Pictures do not belong in the copy, so please give every entry below again exactly.

Data records:
** BEGIN **
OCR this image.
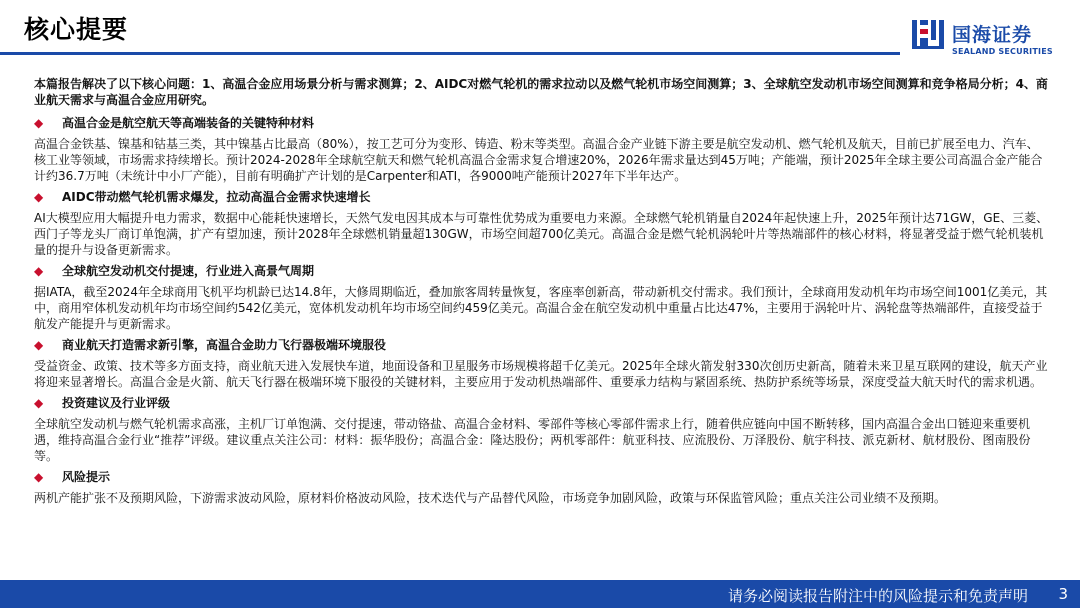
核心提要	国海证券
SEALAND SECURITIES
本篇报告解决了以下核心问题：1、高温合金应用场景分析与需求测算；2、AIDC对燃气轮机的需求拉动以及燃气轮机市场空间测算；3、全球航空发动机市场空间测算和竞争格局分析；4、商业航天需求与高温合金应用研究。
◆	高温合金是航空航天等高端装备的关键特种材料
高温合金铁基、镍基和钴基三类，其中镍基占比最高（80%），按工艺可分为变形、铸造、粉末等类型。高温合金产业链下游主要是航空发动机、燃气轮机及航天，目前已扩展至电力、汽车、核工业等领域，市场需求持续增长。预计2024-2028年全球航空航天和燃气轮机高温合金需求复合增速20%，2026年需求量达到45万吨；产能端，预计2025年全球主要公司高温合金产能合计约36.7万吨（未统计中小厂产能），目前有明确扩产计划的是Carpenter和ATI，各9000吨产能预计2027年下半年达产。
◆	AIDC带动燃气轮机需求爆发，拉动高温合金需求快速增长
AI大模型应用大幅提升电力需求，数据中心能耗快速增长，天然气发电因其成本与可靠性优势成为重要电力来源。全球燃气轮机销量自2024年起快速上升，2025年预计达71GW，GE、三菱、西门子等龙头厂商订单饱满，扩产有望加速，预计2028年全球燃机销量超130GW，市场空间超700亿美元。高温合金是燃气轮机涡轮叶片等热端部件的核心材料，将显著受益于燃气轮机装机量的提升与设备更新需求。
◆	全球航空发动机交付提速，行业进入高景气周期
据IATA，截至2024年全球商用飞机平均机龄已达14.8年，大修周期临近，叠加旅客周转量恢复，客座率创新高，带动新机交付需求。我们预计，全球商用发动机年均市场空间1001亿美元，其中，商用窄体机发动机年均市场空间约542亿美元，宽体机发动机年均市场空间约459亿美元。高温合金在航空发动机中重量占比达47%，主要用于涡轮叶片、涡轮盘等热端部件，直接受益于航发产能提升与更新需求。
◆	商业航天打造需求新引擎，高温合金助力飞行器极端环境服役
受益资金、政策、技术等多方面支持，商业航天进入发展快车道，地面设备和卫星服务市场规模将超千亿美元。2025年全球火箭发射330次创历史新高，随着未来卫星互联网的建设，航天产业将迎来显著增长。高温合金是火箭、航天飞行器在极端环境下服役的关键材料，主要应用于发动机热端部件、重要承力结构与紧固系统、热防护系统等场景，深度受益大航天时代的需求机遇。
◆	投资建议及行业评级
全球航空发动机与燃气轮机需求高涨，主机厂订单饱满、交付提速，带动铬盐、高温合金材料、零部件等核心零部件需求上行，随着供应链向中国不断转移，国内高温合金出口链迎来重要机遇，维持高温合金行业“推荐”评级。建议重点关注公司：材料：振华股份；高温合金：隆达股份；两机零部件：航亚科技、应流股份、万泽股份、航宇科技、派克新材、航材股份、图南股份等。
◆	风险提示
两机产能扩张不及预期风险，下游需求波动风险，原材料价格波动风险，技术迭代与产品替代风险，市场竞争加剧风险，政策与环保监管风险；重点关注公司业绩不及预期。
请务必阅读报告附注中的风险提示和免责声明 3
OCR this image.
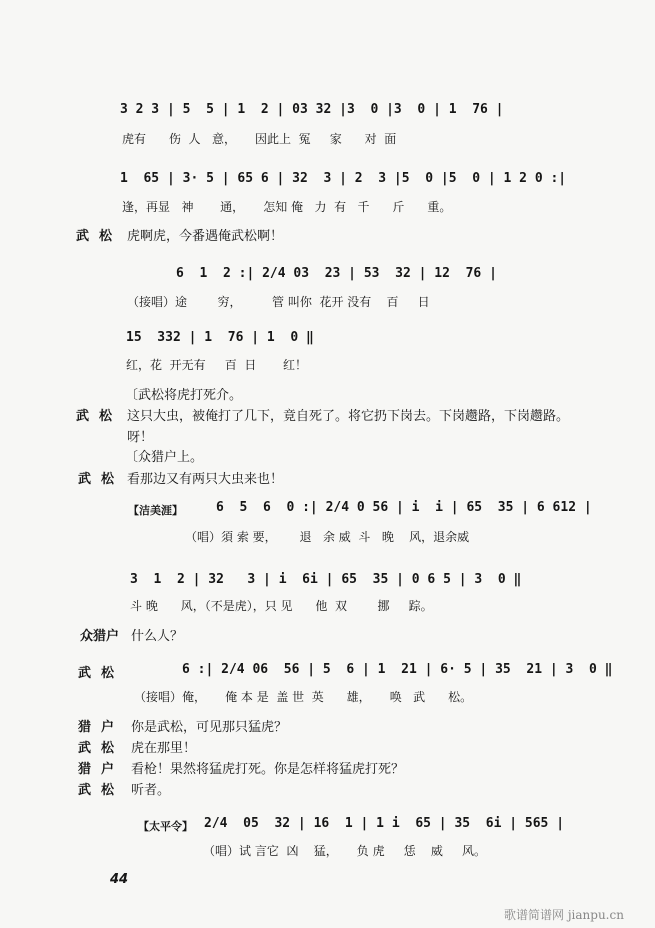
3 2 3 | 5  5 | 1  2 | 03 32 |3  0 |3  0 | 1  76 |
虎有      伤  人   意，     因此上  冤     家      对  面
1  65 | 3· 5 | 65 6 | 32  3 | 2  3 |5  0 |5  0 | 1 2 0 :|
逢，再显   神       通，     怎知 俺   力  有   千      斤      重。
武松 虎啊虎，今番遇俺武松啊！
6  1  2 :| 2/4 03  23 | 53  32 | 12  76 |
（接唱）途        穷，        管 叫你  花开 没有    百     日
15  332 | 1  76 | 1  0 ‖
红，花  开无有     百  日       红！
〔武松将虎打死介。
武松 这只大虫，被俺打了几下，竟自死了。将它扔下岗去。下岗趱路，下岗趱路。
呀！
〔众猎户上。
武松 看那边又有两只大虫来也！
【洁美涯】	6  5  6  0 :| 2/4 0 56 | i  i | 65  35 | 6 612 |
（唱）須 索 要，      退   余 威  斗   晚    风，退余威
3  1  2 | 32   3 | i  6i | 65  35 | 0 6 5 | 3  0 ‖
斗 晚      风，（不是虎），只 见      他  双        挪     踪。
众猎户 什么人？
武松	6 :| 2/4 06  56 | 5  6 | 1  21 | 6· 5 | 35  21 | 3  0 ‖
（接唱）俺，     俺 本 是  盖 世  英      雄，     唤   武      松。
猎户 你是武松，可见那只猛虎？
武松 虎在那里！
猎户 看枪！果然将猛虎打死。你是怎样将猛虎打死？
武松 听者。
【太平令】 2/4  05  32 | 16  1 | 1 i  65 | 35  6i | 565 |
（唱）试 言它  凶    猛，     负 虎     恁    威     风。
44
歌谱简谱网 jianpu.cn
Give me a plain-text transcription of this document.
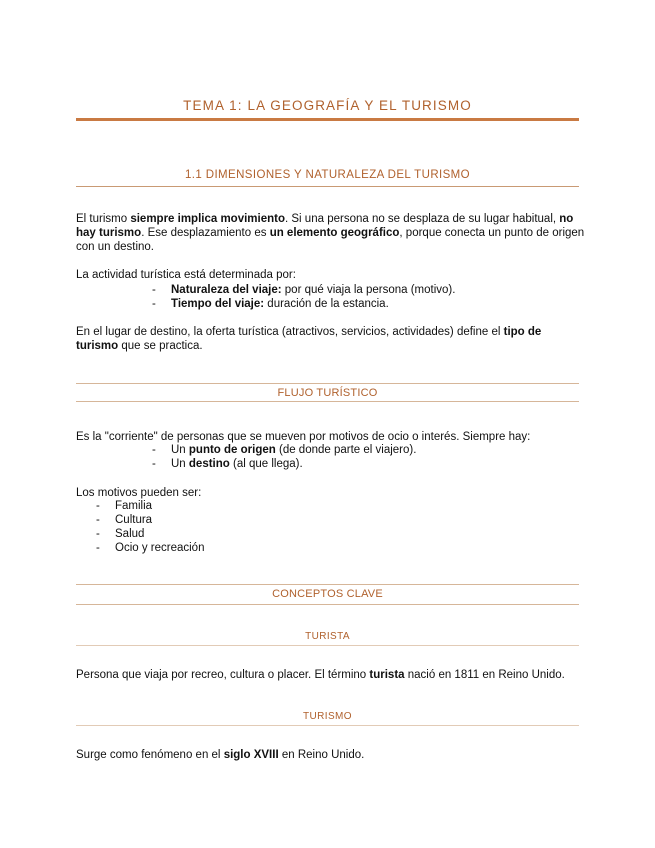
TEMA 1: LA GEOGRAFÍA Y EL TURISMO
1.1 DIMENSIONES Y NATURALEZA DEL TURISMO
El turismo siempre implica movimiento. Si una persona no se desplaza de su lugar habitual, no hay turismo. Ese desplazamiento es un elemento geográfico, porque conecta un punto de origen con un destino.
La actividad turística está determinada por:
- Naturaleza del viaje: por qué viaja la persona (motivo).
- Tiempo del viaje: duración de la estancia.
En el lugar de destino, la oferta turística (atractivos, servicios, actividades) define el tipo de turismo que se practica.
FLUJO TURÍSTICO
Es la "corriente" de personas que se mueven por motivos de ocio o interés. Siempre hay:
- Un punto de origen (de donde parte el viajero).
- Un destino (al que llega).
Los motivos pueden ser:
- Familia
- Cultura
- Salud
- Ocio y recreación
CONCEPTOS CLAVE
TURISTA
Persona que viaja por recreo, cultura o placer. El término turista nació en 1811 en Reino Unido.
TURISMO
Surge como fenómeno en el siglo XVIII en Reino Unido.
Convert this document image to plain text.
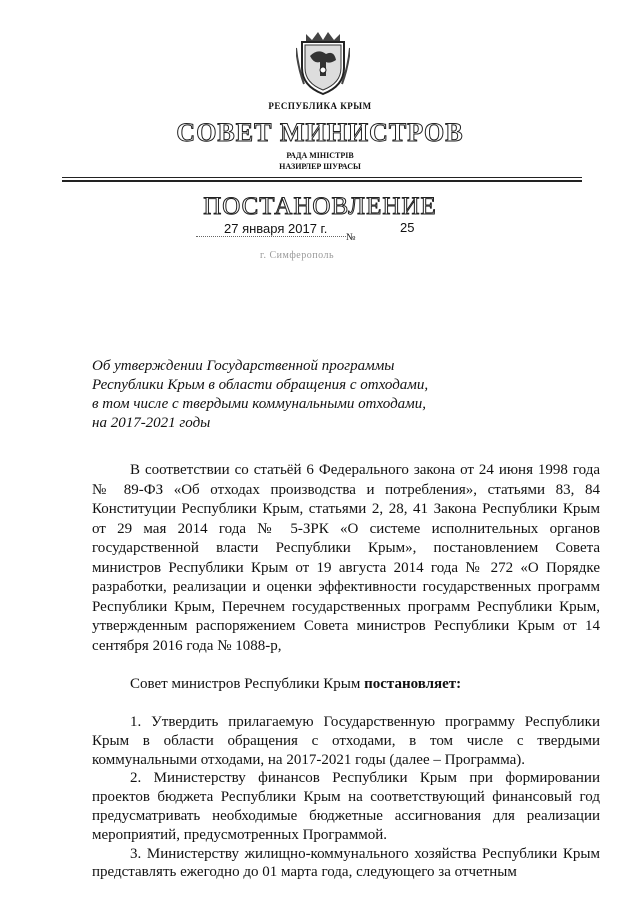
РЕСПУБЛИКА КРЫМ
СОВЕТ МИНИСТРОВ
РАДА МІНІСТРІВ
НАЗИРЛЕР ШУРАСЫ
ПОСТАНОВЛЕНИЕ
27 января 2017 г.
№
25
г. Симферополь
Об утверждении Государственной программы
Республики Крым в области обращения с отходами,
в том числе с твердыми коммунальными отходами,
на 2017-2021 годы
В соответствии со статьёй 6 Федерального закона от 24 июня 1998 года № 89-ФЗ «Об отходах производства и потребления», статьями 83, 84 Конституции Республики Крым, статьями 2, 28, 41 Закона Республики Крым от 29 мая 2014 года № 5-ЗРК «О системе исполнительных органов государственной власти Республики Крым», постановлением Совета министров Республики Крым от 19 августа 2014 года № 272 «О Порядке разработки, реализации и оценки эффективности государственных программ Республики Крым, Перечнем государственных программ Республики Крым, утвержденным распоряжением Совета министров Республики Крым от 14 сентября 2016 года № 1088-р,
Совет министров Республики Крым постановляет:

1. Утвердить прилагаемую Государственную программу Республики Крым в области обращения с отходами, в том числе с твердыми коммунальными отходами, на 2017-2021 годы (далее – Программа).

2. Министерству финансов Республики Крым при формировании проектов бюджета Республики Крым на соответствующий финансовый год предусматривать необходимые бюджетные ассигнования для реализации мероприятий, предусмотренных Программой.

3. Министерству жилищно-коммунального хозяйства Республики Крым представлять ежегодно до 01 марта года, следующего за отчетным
** END **
Solved exercise:
OCR this image.
核心提要	国海证券
SEALAND SECURITIES
本篇报告解决了以下核心问题：1、高温合金应用场景分析与需求测算；2、AIDC对燃气轮机的需求拉动以及燃气轮机市场空间测算；3、全球航空发动机市场空间测算和竞争格局分析；4、商业航天需求与高温合金应用研究。
◆	高温合金是航空航天等高端装备的关键特种材料
高温合金铁基、镍基和钴基三类，其中镍基占比最高（80%），按工艺可分为变形、铸造、粉末等类型。高温合金产业链下游主要是航空发动机、燃气轮机及航天，目前已扩展至电力、汽车、核工业等领域，市场需求持续增长。预计2024-2028年全球航空航天和燃气轮机高温合金需求复合增速20%，2026年需求量达到45万吨；产能端，预计2025年全球主要公司高温合金产能合计约36.7万吨（未统计中小厂产能），目前有明确扩产计划的是Carpenter和ATI，各9000吨产能预计2027年下半年达产。
◆	AIDC带动燃气轮机需求爆发，拉动高温合金需求快速增长
AI大模型应用大幅提升电力需求，数据中心能耗快速增长，天然气发电因其成本与可靠性优势成为重要电力来源。全球燃气轮机销量自2024年起快速上升，2025年预计达71GW，GE、三菱、西门子等龙头厂商订单饱满，扩产有望加速，预计2028年全球燃机销量超130GW，市场空间超700亿美元。高温合金是燃气轮机涡轮叶片等热端部件的核心材料，将显著受益于燃气轮机装机量的提升与设备更新需求。
◆	全球航空发动机交付提速，行业进入高景气周期
据IATA，截至2024年全球商用飞机平均机龄已达14.8年，大修周期临近，叠加旅客周转量恢复，客座率创新高，带动新机交付需求。我们预计，全球商用发动机年均市场空间1001亿美元，其中，商用窄体机发动机年均市场空间约542亿美元，宽体机发动机年均市场空间约459亿美元。高温合金在航空发动机中重量占比达47%，主要用于涡轮叶片、涡轮盘等热端部件，直接受益于航发产能提升与更新需求。
◆	商业航天打造需求新引擎，高温合金助力飞行器极端环境服役
受益资金、政策、技术等多方面支持，商业航天进入发展快车道，地面设备和卫星服务市场规模将超千亿美元。2025年全球火箭发射330次创历史新高，随着未来卫星互联网的建设，航天产业将迎来显著增长。高温合金是火箭、航天飞行器在极端环境下服役的关键材料，主要应用于发动机热端部件、重要承力结构与紧固系统、热防护系统等场景，深度受益大航天时代的需求机遇。
◆	投资建议及行业评级
全球航空发动机与燃气轮机需求高涨，主机厂订单饱满、交付提速，带动铬盐、高温合金材料、零部件等核心零部件需求上行，随着供应链向中国不断转移，国内高温合金出口链迎来重要机遇，维持高温合金行业“推荐”评级。建议重点关注公司：材料：振华股份；高温合金：隆达股份；两机零部件：航亚科技、应流股份、万泽股份、航宇科技、派克新材、航材股份、图南股份等。
◆	风险提示
两机产能扩张不及预期风险，下游需求波动风险，原材料价格波动风险，技术迭代与产品替代风险，市场竞争加剧风险，政策与环保监管风险；重点关注公司业绩不及预期。
请务必阅读报告附注中的风险提示和免责声明 3
OCR this image.
3 2 3 | 5  5 | 1  2 | 03 32 |3  0 |3  0 | 1  76 |
虎有      伤  人   意，     因此上  冤     家      对  面
1  65 | 3· 5 | 65 6 | 32  3 | 2  3 |5  0 |5  0 | 1 2 0 :|
逢，再显   神       通，     怎知 俺   力  有   千      斤      重。
武松 虎啊虎，今番遇俺武松啊！
6  1  2 :| 2/4 03  23 | 53  32 | 12  76 |
（接唱）途        穷，        管 叫你  花开 没有    百     日
15  332 | 1  76 | 1  0 ‖
红，花  开无有     百  日       红！
〔武松将虎打死介。
武松 这只大虫，被俺打了几下，竟自死了。将它扔下岗去。下岗趱路，下岗趱路。
呀！
〔众猎户上。
武松 看那边又有两只大虫来也！
【洁美涯】	6  5  6  0 :| 2/4 0 56 | i  i | 65  35 | 6 612 |
（唱）須 索 要，      退   余 威  斗   晚    风，退余威
3  1  2 | 32   3 | i  6i | 65  35 | 0 6 5 | 3  0 ‖
斗 晚      风，（不是虎），只 见      他  双        挪     踪。
众猎户 什么人？
武松	6 :| 2/4 06  56 | 5  6 | 1  21 | 6· 5 | 35  21 | 3  0 ‖
（接唱）俺，     俺 本 是  盖 世  英      雄，     唤   武      松。
猎户 你是武松，可见那只猛虎？
武松 虎在那里！
猎户 看枪！果然将猛虎打死。你是怎样将猛虎打死？
武松 听者。
【太平令】 2/4  05  32 | 16  1 | 1 i  65 | 35  6i | 565 |
（唱）试 言它  凶    猛，     负 虎     恁    威     风。
44
歌谱简谱网 jianpu.cn
Give me a plain-text transcription of this document.
TEMA 1: LA GEOGRAFÍA Y EL TURISMO
1.1 DIMENSIONES Y NATURALEZA DEL TURISMO
El turismo siempre implica movimiento. Si una persona no se desplaza de su lugar habitual, no hay turismo. Ese desplazamiento es un elemento geográfico, porque conecta un punto de origen con un destino.
La actividad turística está determinada por:
- Naturaleza del viaje: por qué viaja la persona (motivo).
- Tiempo del viaje: duración de la estancia.
En el lugar de destino, la oferta turística (atractivos, servicios, actividades) define el tipo de turismo que se practica.
FLUJO TURÍSTICO
Es la "corriente" de personas que se mueven por motivos de ocio o interés. Siempre hay:
- Un punto de origen (de donde parte el viajero).
- Un destino (al que llega).
Los motivos pueden ser:
- Familia
- Cultura
- Salud
- Ocio y recreación
CONCEPTOS CLAVE
TURISTA
Persona que viaja por recreo, cultura o placer. El término turista nació en 1811 en Reino Unido.
TURISMO
Surge como fenómeno en el siglo XVIII en Reino Unido.
Convert this document image to plain text.
РЕСПУБЛИКА КРЫМ
СОВЕТ МИНИСТРОВ
РАДА МІНІСТРІВ
НАЗИРЛЕР ШУРАСЫ
ПОСТАНОВЛЕНИЕ
27 января 2017 г.
№
25
г. Симферополь
Об утверждении Государственной программы
Республики Крым в области обращения с отходами,
в том числе с твердыми коммунальными отходами,
на 2017-2021 годы
В соответствии со статьёй 6 Федерального закона от 24 июня 1998 года № 89-ФЗ «Об отходах производства и потребления», статьями 83, 84 Конституции Республики Крым, статьями 2, 28, 41 Закона Республики Крым от 29 мая 2014 года № 5-ЗРК «О системе исполнительных органов государственной власти Республики Крым», постановлением Совета министров Республики Крым от 19 августа 2014 года № 272 «О Порядке разработки, реализации и оценки эффективности государственных программ Республики Крым, Перечнем государственных программ Республики Крым, утвержденным распоряжением Совета министров Республики Крым от 14 сентября 2016 года № 1088-р,
Совет министров Республики Крым постановляет:

1. Утвердить прилагаемую Государственную программу Республики Крым в области обращения с отходами, в том числе с твердыми коммунальными отходами, на 2017-2021 годы (далее – Программа).

2. Министерству финансов Республики Крым при формировании проектов бюджета Республики Крым на соответствующий финансовый год предусматривать необходимые бюджетные ассигнования для реализации мероприятий, предусмотренных Программой.

3. Министерству жилищно-коммунального хозяйства Республики Крым представлять ежегодно до 01 марта года, следующего за отчетным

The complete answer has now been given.